# TASK INSTRUCTIONS
Give every entry again, word for word and in full.

# MATERIAL TO PROCESS
==========

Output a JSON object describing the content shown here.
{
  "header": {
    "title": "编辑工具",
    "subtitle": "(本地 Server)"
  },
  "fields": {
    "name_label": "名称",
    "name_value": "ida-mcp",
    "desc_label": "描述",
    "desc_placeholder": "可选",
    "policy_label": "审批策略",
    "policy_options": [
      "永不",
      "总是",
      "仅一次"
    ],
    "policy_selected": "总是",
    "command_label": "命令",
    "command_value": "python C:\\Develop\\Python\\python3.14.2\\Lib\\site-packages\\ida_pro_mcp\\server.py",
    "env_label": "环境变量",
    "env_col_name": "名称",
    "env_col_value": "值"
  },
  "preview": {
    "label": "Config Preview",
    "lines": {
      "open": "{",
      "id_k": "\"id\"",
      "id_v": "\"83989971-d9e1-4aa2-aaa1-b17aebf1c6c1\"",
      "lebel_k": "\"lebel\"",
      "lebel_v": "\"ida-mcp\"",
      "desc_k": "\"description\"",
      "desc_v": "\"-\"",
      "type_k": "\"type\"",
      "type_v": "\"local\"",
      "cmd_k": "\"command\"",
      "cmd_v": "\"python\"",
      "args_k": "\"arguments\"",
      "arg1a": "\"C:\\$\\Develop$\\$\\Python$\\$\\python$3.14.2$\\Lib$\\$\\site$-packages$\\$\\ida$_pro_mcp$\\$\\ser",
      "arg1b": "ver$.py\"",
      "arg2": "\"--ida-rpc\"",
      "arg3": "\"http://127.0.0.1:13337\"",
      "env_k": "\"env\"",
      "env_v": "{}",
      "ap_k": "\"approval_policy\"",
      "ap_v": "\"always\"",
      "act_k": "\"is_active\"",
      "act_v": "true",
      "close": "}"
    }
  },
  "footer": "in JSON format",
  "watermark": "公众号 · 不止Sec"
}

==========

# FINAL RESULT
Output a JSON object describing the content shown here.
{
  "header": {
    "title": "编辑工具",
    "subtitle": "(本地 Server)"
  },
  "fields": {
    "name_label": "名称",
    "name_value": "ida-mcp",
    "desc_label": "描述",
    "desc_placeholder": "可选",
    "policy_label": "审批策略",
    "policy_options": [
      "永不",
      "总是",
      "仅一次"
    ],
    "policy_selected": "总是",
    "command_label": "命令",
    "command_value": "python C:\\Develop\\Python\\python3.14.2\\Lib\\site-packages\\ida_pro_mcp\\server.py",
    "env_label": "环境变量",
    "env_col_name": "名称",
    "env_col_value": "值"
  },
  "preview": {
    "label": "Config Preview",
    "lines": {
      "open": "{",
      "id_k": "\"id\"",
      "id_v": "\"83989971-d9e1-4aa2-aaa1-b17aebf1c6c1\"",
      "lebel_k": "\"lebel\"",
      "lebel_v": "\"ida-mcp\"",
      "desc_k": "\"description\"",
      "desc_v": "\"-\"",
      "type_k": "\"type\"",
      "type_v": "\"local\"",
      "cmd_k": "\"command\"",
      "cmd_v": "\"python\"",
      "args_k": "\"arguments\"",
      "arg1a": "\"C:\\$\\Develop$\\$\\Python$\\$\\python$3.14.2$\\Lib$\\$\\site$-packages$\\$\\ida$_pro_mcp$\\$\\ser",
      "arg1b": "ver$.py\"",
      "arg2": "\"--ida-rpc\"",
      "arg3": "\"http://127.0.0.1:13337\"",
      "env_k": "\"env\"",
      "env_v": "{}",
      "ap_k": "\"approval_policy\"",
      "ap_v": "\"always\"",
      "act_k": "\"is_active\"",
      "act_v": "true",
      "close": "}"
    }
  },
  "footer": "in JSON format",
  "watermark": "公众号 · 不止Sec"
}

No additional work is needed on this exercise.